> WHAT NEEDS TO BE DONE
Return the records in full, exactly as given.

> ENTRIES PROVIDED
[BEGIN]

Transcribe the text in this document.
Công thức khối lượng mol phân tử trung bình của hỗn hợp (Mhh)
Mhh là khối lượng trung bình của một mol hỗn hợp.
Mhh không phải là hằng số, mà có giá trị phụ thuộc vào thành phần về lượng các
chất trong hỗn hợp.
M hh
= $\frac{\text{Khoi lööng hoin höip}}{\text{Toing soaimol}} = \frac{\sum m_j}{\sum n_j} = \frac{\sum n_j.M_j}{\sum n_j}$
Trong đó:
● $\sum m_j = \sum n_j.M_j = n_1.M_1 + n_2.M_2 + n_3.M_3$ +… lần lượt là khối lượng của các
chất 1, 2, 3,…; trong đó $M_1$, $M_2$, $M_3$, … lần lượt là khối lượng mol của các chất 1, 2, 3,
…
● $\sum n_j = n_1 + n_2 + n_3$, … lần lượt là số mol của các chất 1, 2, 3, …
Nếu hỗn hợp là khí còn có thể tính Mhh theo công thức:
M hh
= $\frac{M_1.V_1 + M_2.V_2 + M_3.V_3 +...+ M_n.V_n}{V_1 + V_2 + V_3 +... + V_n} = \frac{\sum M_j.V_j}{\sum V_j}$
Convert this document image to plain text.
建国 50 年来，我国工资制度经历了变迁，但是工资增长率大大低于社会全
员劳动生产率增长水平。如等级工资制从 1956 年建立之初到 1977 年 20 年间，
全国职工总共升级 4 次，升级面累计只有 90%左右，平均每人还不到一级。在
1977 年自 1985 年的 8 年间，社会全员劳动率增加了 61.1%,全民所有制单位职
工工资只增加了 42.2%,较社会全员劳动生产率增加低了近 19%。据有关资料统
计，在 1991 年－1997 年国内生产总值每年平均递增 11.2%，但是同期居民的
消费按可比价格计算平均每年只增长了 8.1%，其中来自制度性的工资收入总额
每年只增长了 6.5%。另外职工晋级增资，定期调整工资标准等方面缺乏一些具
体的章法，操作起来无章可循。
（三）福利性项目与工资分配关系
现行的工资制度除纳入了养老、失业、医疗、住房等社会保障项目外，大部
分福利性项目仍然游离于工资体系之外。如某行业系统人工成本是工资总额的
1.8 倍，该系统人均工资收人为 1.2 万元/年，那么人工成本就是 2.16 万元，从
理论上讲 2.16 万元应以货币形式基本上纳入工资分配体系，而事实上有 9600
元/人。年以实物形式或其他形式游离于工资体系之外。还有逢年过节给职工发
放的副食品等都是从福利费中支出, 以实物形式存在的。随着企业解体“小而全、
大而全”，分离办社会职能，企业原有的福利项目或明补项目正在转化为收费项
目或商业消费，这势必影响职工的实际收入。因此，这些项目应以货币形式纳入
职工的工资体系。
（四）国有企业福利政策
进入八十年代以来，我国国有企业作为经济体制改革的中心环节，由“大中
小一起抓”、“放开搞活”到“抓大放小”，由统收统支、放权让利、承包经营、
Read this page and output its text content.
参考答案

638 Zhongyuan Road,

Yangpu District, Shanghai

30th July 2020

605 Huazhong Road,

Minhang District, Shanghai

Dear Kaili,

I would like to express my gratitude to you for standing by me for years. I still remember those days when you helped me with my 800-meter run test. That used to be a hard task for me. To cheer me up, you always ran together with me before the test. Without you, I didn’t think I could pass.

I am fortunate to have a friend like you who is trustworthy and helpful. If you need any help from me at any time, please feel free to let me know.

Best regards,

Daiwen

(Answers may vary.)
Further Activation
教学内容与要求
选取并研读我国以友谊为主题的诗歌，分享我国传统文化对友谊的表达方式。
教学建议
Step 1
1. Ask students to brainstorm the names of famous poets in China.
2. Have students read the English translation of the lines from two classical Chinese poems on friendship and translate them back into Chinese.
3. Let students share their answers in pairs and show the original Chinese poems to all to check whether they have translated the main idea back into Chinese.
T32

[END]

> TASK ANSWER
Transcribe the text in this document.
Công thức khối lượng mol phân tử trung bình của hỗn hợp (Mhh)
Mhh là khối lượng trung bình của một mol hỗn hợp.
Mhh không phải là hằng số, mà có giá trị phụ thuộc vào thành phần về lượng các
chất trong hỗn hợp.
M hh
= $\frac{\text{Khoi lööng hoin höip}}{\text{Toing soaimol}} = \frac{\sum m_j}{\sum n_j} = \frac{\sum n_j.M_j}{\sum n_j}$
Trong đó:
● $\sum m_j = \sum n_j.M_j = n_1.M_1 + n_2.M_2 + n_3.M_3$ +… lần lượt là khối lượng của các
chất 1, 2, 3,…; trong đó $M_1$, $M_2$, $M_3$, … lần lượt là khối lượng mol của các chất 1, 2, 3,
…
● $\sum n_j = n_1 + n_2 + n_3$, … lần lượt là số mol của các chất 1, 2, 3, …
Nếu hỗn hợp là khí còn có thể tính Mhh theo công thức:
M hh
= $\frac{M_1.V_1 + M_2.V_2 + M_3.V_3 +...+ M_n.V_n}{V_1 + V_2 + V_3 +... + V_n} = \frac{\sum M_j.V_j}{\sum V_j}$
Convert this document image to plain text.
建国 50 年来，我国工资制度经历了变迁，但是工资增长率大大低于社会全
员劳动生产率增长水平。如等级工资制从 1956 年建立之初到 1977 年 20 年间，
全国职工总共升级 4 次，升级面累计只有 90%左右，平均每人还不到一级。在
1977 年自 1985 年的 8 年间，社会全员劳动率增加了 61.1%,全民所有制单位职
工工资只增加了 42.2%,较社会全员劳动生产率增加低了近 19%。据有关资料统
计，在 1991 年－1997 年国内生产总值每年平均递增 11.2%，但是同期居民的
消费按可比价格计算平均每年只增长了 8.1%，其中来自制度性的工资收入总额
每年只增长了 6.5%。另外职工晋级增资，定期调整工资标准等方面缺乏一些具
体的章法，操作起来无章可循。
（三）福利性项目与工资分配关系
现行的工资制度除纳入了养老、失业、医疗、住房等社会保障项目外，大部
分福利性项目仍然游离于工资体系之外。如某行业系统人工成本是工资总额的
1.8 倍，该系统人均工资收人为 1.2 万元/年，那么人工成本就是 2.16 万元，从
理论上讲 2.16 万元应以货币形式基本上纳入工资分配体系，而事实上有 9600
元/人。年以实物形式或其他形式游离于工资体系之外。还有逢年过节给职工发
放的副食品等都是从福利费中支出, 以实物形式存在的。随着企业解体“小而全、
大而全”，分离办社会职能，企业原有的福利项目或明补项目正在转化为收费项
目或商业消费，这势必影响职工的实际收入。因此，这些项目应以货币形式纳入
职工的工资体系。
（四）国有企业福利政策
进入八十年代以来，我国国有企业作为经济体制改革的中心环节，由“大中
小一起抓”、“放开搞活”到“抓大放小”，由统收统支、放权让利、承包经营、
Read this page and output its text content.
参考答案

638 Zhongyuan Road,

Yangpu District, Shanghai

30th July 2020

605 Huazhong Road,

Minhang District, Shanghai

Dear Kaili,

I would like to express my gratitude to you for standing by me for years. I still remember those days when you helped me with my 800-meter run test. That used to be a hard task for me. To cheer me up, you always ran together with me before the test. Without you, I didn’t think I could pass.

I am fortunate to have a friend like you who is trustworthy and helpful. If you need any help from me at any time, please feel free to let me know.

Best regards,

Daiwen

(Answers may vary.)
Further Activation
教学内容与要求
选取并研读我国以友谊为主题的诗歌，分享我国传统文化对友谊的表达方式。
教学建议
Step 1
1. Ask students to brainstorm the names of famous poets in China.
2. Have students read the English translation of the lines from two classical Chinese poems on friendship and translate them back into Chinese.
3. Let students share their answers in pairs and show the original Chinese poems to all to check whether they have translated the main idea back into Chinese.
T32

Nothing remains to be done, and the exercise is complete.